DESCRIPTION OF THE TASK: Copy every line of the data in which the word "with" occurs.

Stored data entries:

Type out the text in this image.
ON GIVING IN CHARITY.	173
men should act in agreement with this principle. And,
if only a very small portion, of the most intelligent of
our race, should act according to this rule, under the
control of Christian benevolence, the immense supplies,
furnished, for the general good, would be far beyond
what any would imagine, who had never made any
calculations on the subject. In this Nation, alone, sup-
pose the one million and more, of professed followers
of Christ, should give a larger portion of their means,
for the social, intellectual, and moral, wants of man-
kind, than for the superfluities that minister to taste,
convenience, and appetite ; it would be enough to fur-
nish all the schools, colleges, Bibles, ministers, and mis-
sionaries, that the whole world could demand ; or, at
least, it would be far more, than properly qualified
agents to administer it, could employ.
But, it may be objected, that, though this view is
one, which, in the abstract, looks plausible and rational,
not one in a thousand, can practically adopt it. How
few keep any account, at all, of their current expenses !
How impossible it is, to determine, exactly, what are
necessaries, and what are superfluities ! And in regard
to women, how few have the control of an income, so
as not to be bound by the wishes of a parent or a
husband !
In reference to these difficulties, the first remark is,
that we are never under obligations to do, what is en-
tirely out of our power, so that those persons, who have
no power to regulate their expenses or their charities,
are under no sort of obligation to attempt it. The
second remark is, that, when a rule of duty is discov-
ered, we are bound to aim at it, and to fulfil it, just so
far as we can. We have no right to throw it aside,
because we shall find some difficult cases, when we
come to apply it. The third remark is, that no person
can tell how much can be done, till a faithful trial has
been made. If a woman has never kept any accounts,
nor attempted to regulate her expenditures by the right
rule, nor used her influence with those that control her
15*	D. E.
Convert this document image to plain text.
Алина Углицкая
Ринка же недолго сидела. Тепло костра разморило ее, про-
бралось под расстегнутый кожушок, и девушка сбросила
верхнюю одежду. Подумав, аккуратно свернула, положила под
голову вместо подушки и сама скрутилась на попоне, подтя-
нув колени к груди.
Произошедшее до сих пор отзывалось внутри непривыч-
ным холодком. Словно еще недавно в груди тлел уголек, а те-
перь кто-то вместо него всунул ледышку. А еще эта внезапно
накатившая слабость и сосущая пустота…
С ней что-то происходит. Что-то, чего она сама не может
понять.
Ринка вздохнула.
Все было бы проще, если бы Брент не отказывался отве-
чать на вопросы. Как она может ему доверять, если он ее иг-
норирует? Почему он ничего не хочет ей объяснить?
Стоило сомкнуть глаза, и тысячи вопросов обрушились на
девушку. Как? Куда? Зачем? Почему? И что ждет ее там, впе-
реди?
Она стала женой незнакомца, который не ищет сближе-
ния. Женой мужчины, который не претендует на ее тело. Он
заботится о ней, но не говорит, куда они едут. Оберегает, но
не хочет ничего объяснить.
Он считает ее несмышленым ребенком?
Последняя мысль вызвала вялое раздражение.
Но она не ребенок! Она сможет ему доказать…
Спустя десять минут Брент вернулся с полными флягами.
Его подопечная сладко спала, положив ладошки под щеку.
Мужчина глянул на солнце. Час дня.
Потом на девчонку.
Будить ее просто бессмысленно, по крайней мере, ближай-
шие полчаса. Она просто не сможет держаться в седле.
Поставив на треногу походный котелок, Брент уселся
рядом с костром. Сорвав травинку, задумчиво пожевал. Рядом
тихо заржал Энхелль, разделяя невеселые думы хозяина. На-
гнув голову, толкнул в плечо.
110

EXERCISE RESULT:
men should act in agreement with this principle. And,
rule, nor used her influence with those that control her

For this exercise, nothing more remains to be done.